THE REQUEST: Please write out the material below exactly as given.

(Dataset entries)
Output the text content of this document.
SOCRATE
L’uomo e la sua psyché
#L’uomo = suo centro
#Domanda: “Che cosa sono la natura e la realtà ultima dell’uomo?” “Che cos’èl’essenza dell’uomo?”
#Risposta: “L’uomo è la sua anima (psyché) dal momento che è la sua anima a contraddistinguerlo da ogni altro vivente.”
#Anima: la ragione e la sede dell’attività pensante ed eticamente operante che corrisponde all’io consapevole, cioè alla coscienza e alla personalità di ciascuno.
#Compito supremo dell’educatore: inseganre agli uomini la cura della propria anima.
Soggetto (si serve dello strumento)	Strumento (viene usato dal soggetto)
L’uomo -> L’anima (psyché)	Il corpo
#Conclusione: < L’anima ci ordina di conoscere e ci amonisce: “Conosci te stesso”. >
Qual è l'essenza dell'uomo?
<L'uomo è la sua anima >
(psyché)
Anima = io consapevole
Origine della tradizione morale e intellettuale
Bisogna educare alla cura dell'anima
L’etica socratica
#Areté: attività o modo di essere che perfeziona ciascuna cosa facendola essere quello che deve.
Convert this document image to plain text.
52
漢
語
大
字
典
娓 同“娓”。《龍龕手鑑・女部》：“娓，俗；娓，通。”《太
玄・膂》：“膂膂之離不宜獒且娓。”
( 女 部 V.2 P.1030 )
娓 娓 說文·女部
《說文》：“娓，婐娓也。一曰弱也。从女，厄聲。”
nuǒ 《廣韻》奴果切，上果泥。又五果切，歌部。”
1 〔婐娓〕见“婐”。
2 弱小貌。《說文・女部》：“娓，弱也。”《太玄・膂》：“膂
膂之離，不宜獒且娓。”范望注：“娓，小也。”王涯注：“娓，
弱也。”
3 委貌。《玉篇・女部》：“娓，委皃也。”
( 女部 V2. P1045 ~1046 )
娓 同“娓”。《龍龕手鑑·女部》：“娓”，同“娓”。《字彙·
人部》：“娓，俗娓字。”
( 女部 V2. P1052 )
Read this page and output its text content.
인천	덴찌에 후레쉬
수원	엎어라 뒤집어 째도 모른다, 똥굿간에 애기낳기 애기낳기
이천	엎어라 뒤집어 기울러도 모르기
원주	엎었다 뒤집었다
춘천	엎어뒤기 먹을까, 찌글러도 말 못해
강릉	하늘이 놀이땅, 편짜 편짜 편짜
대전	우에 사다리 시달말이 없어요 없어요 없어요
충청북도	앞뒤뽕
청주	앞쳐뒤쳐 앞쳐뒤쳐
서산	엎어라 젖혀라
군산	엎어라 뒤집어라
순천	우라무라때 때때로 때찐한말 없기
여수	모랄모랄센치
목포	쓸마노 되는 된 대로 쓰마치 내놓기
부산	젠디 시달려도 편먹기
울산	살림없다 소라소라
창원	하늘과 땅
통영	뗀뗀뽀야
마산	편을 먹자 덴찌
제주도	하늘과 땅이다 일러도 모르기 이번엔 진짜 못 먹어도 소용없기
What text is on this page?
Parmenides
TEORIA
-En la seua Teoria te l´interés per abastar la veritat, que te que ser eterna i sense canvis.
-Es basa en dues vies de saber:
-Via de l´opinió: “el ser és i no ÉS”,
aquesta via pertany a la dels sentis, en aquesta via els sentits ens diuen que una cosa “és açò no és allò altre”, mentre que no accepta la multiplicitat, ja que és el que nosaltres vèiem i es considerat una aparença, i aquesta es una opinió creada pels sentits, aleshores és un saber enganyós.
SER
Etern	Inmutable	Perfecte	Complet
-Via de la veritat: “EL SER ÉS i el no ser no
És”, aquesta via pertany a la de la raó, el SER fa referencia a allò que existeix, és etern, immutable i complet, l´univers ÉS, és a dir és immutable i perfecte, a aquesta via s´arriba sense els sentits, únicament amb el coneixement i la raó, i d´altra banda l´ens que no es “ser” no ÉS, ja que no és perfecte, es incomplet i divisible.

SOLUTION FOR THIS EXERCISE:
Output the text content of this document.
SOCRATE
L’uomo e la sua psyché
#L’uomo = suo centro
#Domanda: “Che cosa sono la natura e la realtà ultima dell’uomo?” “Che cos’èl’essenza dell’uomo?”
#Risposta: “L’uomo è la sua anima (psyché) dal momento che è la sua anima a contraddistinguerlo da ogni altro vivente.”
#Anima: la ragione e la sede dell’attività pensante ed eticamente operante che corrisponde all’io consapevole, cioè alla coscienza e alla personalità di ciascuno.
#Compito supremo dell’educatore: inseganre agli uomini la cura della propria anima.
Soggetto (si serve dello strumento)	Strumento (viene usato dal soggetto)
L’uomo -> L’anima (psyché)	Il corpo
#Conclusione: < L’anima ci ordina di conoscere e ci amonisce: “Conosci te stesso”. >
Qual è l'essenza dell'uomo?
<L'uomo è la sua anima >
(psyché)
Anima = io consapevole
Origine della tradizione morale e intellettuale
Bisogna educare alla cura dell'anima
L’etica socratica
#Areté: attività o modo di essere che perfeziona ciascuna cosa facendola essere quello che deve.
Convert this document image to plain text.
52
漢
語
大
字
典
娓 同“娓”。《龍龕手鑑・女部》：“娓，俗；娓，通。”《太
玄・膂》：“膂膂之離不宜獒且娓。”
( 女 部 V.2 P.1030 )
娓 娓 說文·女部
《說文》：“娓，婐娓也。一曰弱也。从女，厄聲。”
nuǒ 《廣韻》奴果切，上果泥。又五果切，歌部。”
1 〔婐娓〕见“婐”。
2 弱小貌。《說文・女部》：“娓，弱也。”《太玄・膂》：“膂
膂之離，不宜獒且娓。”范望注：“娓，小也。”王涯注：“娓，
弱也。”
3 委貌。《玉篇・女部》：“娓，委皃也。”
( 女部 V2. P1045 ~1046 )
娓 同“娓”。《龍龕手鑑·女部》：“娓”，同“娓”。《字彙·
人部》：“娓，俗娓字。”
( 女部 V2. P1052 )
Read this page and output its text content.
인천	덴찌에 후레쉬
수원	엎어라 뒤집어 째도 모른다, 똥굿간에 애기낳기 애기낳기
이천	엎어라 뒤집어 기울러도 모르기
원주	엎었다 뒤집었다
춘천	엎어뒤기 먹을까, 찌글러도 말 못해
강릉	하늘이 놀이땅, 편짜 편짜 편짜
대전	우에 사다리 시달말이 없어요 없어요 없어요
충청북도	앞뒤뽕
청주	앞쳐뒤쳐 앞쳐뒤쳐
서산	엎어라 젖혀라
군산	엎어라 뒤집어라
순천	우라무라때 때때로 때찐한말 없기
여수	모랄모랄센치
목포	쓸마노 되는 된 대로 쓰마치 내놓기
부산	젠디 시달려도 편먹기
울산	살림없다 소라소라
창원	하늘과 땅
통영	뗀뗀뽀야
마산	편을 먹자 덴찌
제주도	하늘과 땅이다 일러도 모르기 이번엔 진짜 못 먹어도 소용없기
What text is on this page?
Parmenides
TEORIA
-En la seua Teoria te l´interés per abastar la veritat, que te que ser eterna i sense canvis.
-Es basa en dues vies de saber:
-Via de l´opinió: “el ser és i no ÉS”,
aquesta via pertany a la dels sentis, en aquesta via els sentits ens diuen que una cosa “és açò no és allò altre”, mentre que no accepta la multiplicitat, ja que és el que nosaltres vèiem i es considerat una aparença, i aquesta es una opinió creada pels sentits, aleshores és un saber enganyós.
SER
Etern	Inmutable	Perfecte	Complet
-Via de la veritat: “EL SER ÉS i el no ser no
És”, aquesta via pertany a la de la raó, el SER fa referencia a allò que existeix, és etern, immutable i complet, l´univers ÉS, és a dir és immutable i perfecte, a aquesta via s´arriba sense els sentits, únicament amb el coneixement i la raó, i d´altra banda l´ens que no es “ser” no ÉS, ja que no és perfecte, es incomplet i divisible.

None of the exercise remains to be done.